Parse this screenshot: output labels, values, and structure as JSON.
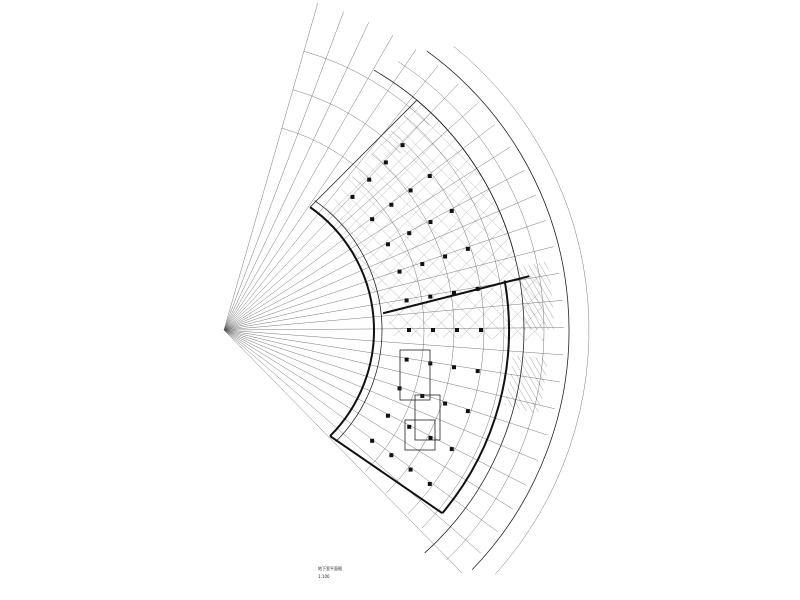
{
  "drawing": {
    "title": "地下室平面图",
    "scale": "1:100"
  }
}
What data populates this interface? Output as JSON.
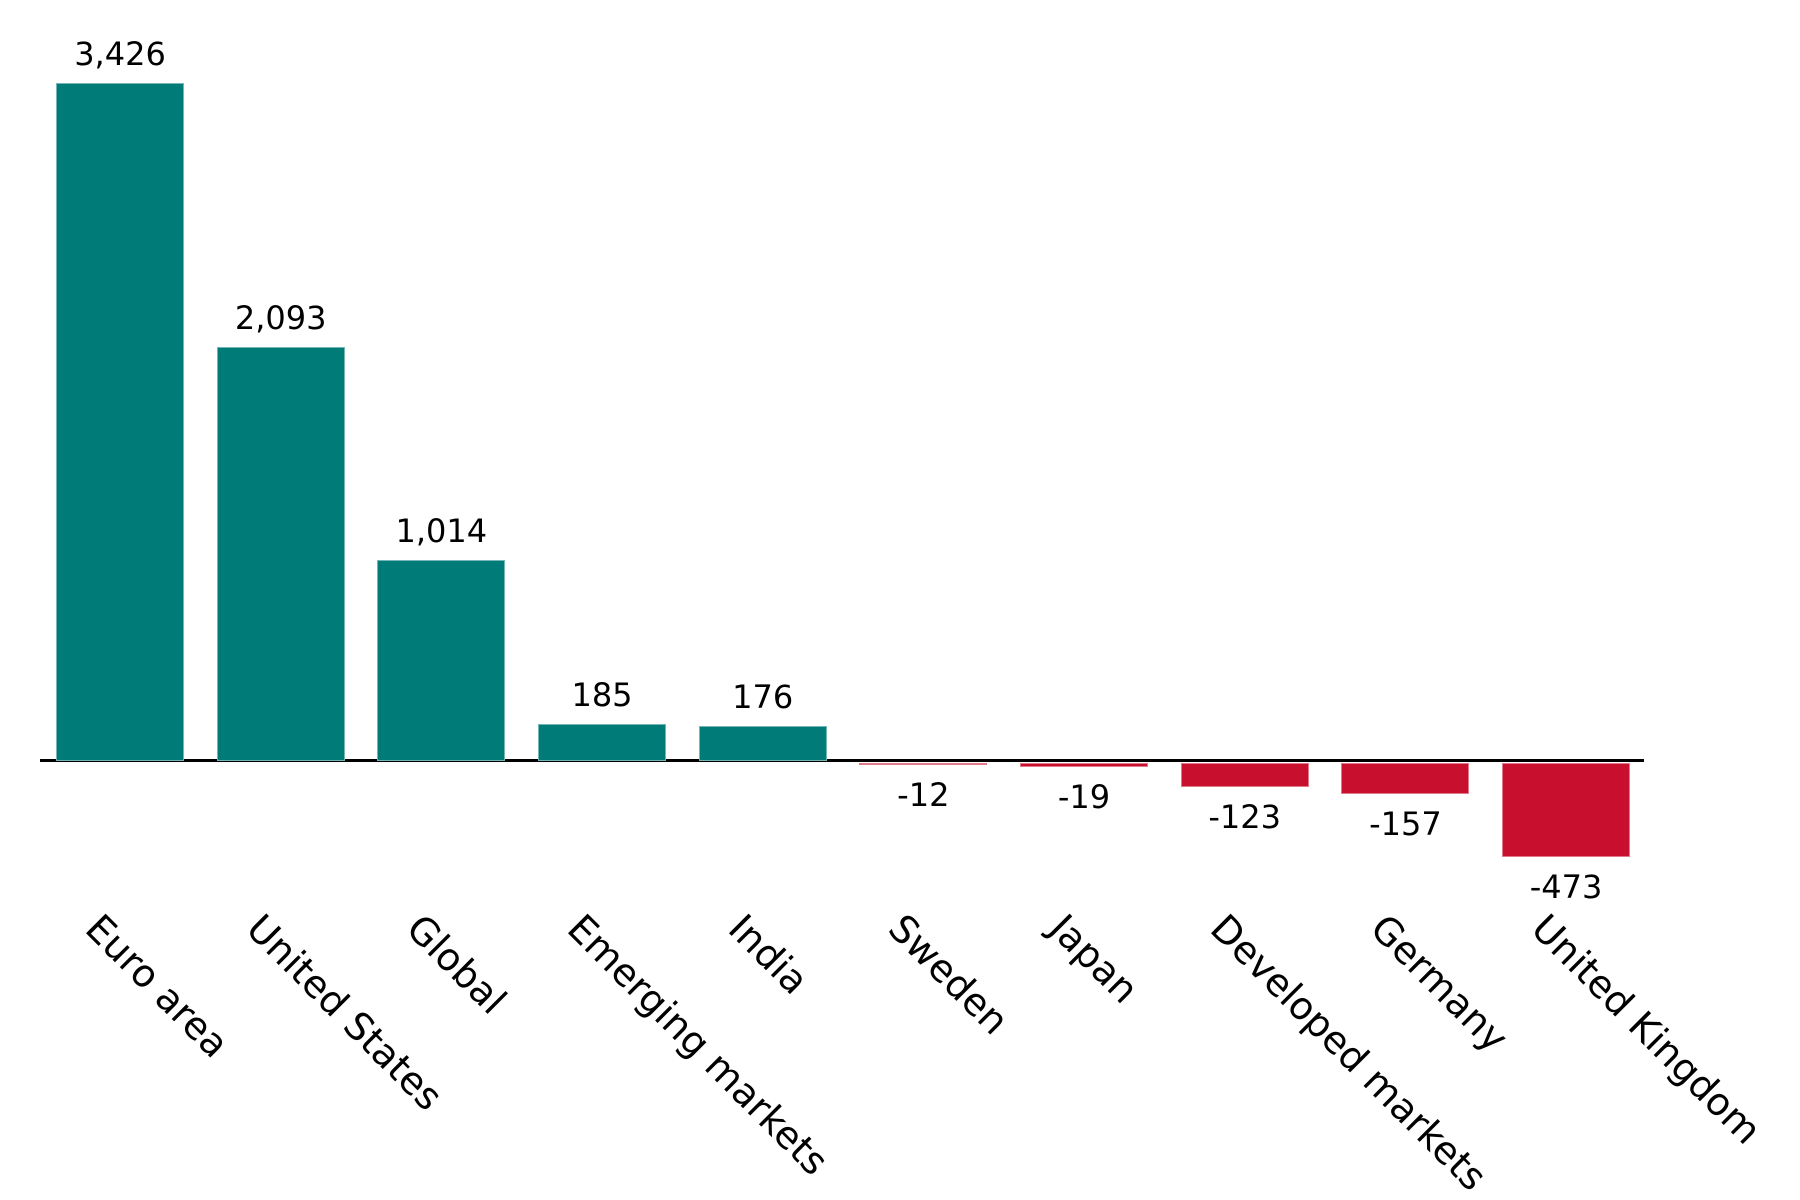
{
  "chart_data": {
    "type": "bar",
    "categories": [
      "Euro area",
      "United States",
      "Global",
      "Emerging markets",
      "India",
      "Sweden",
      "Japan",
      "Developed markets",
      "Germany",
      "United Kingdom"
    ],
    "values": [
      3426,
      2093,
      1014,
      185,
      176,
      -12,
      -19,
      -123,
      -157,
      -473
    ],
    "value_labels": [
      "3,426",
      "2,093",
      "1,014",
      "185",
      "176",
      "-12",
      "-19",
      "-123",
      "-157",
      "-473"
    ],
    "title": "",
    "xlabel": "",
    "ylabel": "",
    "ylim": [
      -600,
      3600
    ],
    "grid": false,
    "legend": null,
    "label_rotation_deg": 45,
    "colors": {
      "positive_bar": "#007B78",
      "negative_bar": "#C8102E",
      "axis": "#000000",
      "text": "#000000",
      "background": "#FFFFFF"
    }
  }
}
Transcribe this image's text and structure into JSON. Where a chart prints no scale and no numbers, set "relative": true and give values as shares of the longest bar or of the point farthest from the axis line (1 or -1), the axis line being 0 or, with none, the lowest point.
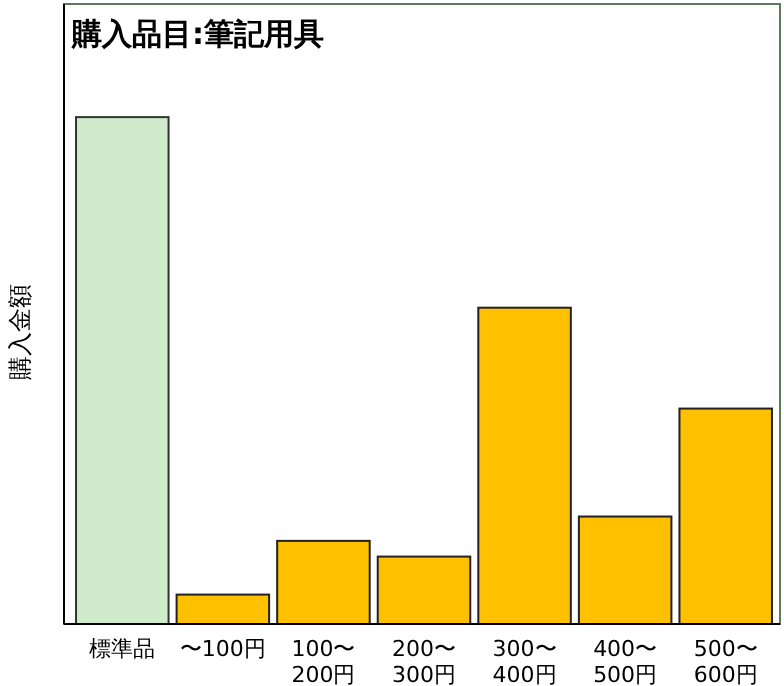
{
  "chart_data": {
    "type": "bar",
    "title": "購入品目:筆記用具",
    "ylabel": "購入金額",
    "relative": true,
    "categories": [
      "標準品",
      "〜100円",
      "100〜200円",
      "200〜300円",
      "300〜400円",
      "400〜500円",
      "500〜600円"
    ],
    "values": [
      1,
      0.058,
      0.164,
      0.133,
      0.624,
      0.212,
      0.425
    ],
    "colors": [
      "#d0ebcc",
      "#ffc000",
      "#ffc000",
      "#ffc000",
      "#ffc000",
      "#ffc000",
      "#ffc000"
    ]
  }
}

#### [Work to be completed]
Write out each entry exactly as given, omitting any picture.

#### [Result for this task]
Parse this screenshot: output labels, values, and structure as JSON.
{
  "drawing": {
    "title": "地下室平面图",
    "scale": "1:100"
  }
}
What data populates this interface? Output as JSON.
{
  "chart_data": {
    "type": "bar",
    "categories": [
      "Euro area",
      "United States",
      "Global",
      "Emerging markets",
      "India",
      "Sweden",
      "Japan",
      "Developed markets",
      "Germany",
      "United Kingdom"
    ],
    "values": [
      3426,
      2093,
      1014,
      185,
      176,
      -12,
      -19,
      -123,
      -157,
      -473
    ],
    "value_labels": [
      "3,426",
      "2,093",
      "1,014",
      "185",
      "176",
      "-12",
      "-19",
      "-123",
      "-157",
      "-473"
    ],
    "title": "",
    "xlabel": "",
    "ylabel": "",
    "ylim": [
      -600,
      3600
    ],
    "grid": false,
    "legend": null,
    "label_rotation_deg": 45,
    "colors": {
      "positive_bar": "#007B78",
      "negative_bar": "#C8102E",
      "axis": "#000000",
      "text": "#000000",
      "background": "#FFFFFF"
    }
  }
}
Transcribe this image's text and structure into JSON. Where a chart prints no scale and no numbers, set "relative": true and give values as shares of the longest bar or of the point farthest from the axis line (1 or -1), the axis line being 0 or, with none, the lowest point.
{
  "chart_data": {
    "type": "bar",
    "title": "購入品目:筆記用具",
    "ylabel": "購入金額",
    "relative": true,
    "categories": [
      "標準品",
      "〜100円",
      "100〜200円",
      "200〜300円",
      "300〜400円",
      "400〜500円",
      "500〜600円"
    ],
    "values": [
      1,
      0.058,
      0.164,
      0.133,
      0.624,
      0.212,
      0.425
    ],
    "colors": [
      "#d0ebcc",
      "#ffc000",
      "#ffc000",
      "#ffc000",
      "#ffc000",
      "#ffc000",
      "#ffc000"
    ]
  }
}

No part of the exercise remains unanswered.